----- Input material
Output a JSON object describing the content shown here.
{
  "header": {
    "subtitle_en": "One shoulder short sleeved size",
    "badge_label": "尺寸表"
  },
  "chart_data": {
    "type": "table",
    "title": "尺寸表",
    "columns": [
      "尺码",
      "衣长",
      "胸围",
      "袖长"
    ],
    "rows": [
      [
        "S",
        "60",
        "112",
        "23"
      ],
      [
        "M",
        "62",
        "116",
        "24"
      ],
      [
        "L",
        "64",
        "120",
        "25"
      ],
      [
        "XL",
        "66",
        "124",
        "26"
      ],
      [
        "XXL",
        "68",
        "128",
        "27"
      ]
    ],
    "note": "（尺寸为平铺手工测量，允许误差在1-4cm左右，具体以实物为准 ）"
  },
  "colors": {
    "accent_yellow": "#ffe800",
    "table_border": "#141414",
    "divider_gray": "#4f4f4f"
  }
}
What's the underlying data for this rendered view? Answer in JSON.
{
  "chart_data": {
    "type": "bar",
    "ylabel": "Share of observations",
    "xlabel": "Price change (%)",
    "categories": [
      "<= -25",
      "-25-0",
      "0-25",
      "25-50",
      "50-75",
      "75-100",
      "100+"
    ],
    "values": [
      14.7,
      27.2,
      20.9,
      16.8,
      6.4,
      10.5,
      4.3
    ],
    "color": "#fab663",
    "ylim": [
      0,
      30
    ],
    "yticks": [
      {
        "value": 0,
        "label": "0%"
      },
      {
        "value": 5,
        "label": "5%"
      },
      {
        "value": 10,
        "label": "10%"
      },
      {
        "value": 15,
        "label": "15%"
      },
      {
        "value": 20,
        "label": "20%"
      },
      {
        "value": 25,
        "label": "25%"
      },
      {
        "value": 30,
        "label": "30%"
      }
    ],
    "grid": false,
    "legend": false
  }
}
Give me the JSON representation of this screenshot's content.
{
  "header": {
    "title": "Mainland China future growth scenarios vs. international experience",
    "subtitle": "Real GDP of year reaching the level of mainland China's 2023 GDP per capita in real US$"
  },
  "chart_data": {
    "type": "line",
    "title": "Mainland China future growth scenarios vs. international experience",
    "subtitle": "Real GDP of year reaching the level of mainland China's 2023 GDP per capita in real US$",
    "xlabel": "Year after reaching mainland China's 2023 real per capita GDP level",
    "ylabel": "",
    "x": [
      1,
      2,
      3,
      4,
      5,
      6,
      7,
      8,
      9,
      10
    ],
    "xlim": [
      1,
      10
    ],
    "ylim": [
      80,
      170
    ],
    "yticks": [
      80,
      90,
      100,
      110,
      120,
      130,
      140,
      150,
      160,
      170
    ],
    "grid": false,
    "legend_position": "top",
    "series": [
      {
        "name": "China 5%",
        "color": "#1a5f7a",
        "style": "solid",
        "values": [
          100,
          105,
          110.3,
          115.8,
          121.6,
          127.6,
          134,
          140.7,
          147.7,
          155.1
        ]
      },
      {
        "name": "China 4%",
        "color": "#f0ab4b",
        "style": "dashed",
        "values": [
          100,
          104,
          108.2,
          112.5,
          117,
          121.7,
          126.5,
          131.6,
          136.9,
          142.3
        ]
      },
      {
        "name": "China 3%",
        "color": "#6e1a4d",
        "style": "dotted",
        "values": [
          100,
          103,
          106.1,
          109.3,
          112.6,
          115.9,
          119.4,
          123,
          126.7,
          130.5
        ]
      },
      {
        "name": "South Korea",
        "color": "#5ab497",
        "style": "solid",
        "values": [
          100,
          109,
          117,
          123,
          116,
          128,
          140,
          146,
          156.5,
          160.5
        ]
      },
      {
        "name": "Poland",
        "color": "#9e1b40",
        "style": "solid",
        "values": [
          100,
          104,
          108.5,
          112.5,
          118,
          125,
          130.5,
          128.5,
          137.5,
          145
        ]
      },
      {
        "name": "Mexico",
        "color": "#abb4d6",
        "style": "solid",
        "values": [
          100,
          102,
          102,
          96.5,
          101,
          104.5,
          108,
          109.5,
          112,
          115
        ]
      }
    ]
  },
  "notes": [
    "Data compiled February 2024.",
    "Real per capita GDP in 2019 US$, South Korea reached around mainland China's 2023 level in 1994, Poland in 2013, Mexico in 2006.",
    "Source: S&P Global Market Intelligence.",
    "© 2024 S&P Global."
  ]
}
----------
* _What to work on_
Show the lines of the material that contain the word "Korea".

* _Solved exercise_
        "name": "South Korea",
    "Real per capita GDP in 2019 US$, South Korea reached around mainland China's 2023 level in 1994, Poland in 2013, Mexico in 2006.",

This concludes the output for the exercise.